■ **GOAL OF THE EXERCISE**: The listing below should be written out exactly; please include all of it.

____________________

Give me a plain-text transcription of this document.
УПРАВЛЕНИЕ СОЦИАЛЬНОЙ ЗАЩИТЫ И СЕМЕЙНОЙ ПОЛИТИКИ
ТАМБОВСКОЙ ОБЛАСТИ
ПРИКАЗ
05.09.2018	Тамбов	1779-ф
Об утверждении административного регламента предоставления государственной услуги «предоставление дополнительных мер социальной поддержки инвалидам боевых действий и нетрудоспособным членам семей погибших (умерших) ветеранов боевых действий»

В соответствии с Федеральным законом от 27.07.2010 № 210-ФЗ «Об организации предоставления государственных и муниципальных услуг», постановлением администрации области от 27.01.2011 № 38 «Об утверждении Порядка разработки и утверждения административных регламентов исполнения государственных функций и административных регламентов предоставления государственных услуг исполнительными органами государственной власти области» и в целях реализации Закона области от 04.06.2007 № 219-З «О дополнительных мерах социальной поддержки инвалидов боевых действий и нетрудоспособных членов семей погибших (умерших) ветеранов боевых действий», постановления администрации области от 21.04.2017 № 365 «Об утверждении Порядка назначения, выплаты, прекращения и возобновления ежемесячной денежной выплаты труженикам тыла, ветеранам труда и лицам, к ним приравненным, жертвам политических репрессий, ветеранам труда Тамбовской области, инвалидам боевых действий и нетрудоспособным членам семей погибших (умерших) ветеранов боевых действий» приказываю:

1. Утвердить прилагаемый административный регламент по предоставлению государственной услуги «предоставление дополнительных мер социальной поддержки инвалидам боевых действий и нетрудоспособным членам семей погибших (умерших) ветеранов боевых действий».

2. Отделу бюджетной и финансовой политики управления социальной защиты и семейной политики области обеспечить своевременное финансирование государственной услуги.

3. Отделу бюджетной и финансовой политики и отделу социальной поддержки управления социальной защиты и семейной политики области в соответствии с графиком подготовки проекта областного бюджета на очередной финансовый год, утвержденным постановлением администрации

____________________

■ **THE COMPLETED TASK**:
Give me a plain-text transcription of this document.
УПРАВЛЕНИЕ СОЦИАЛЬНОЙ ЗАЩИТЫ И СЕМЕЙНОЙ ПОЛИТИКИ
ТАМБОВСКОЙ ОБЛАСТИ
ПРИКАЗ
05.09.2018	Тамбов	1779-ф
Об утверждении административного регламента предоставления государственной услуги «предоставление дополнительных мер социальной поддержки инвалидам боевых действий и нетрудоспособным членам семей погибших (умерших) ветеранов боевых действий»

В соответствии с Федеральным законом от 27.07.2010 № 210-ФЗ «Об организации предоставления государственных и муниципальных услуг», постановлением администрации области от 27.01.2011 № 38 «Об утверждении Порядка разработки и утверждения административных регламентов исполнения государственных функций и административных регламентов предоставления государственных услуг исполнительными органами государственной власти области» и в целях реализации Закона области от 04.06.2007 № 219-З «О дополнительных мерах социальной поддержки инвалидов боевых действий и нетрудоспособных членов семей погибших (умерших) ветеранов боевых действий», постановления администрации области от 21.04.2017 № 365 «Об утверждении Порядка назначения, выплаты, прекращения и возобновления ежемесячной денежной выплаты труженикам тыла, ветеранам труда и лицам, к ним приравненным, жертвам политических репрессий, ветеранам труда Тамбовской области, инвалидам боевых действий и нетрудоспособным членам семей погибших (умерших) ветеранов боевых действий» приказываю:

1. Утвердить прилагаемый административный регламент по предоставлению государственной услуги «предоставление дополнительных мер социальной поддержки инвалидам боевых действий и нетрудоспособным членам семей погибших (умерших) ветеранов боевых действий».

2. Отделу бюджетной и финансовой политики управления социальной защиты и семейной политики области обеспечить своевременное финансирование государственной услуги.

3. Отделу бюджетной и финансовой политики и отделу социальной поддержки управления социальной защиты и семейной политики области в соответствии с графиком подготовки проекта областного бюджета на очередной финансовый год, утвержденным постановлением администрации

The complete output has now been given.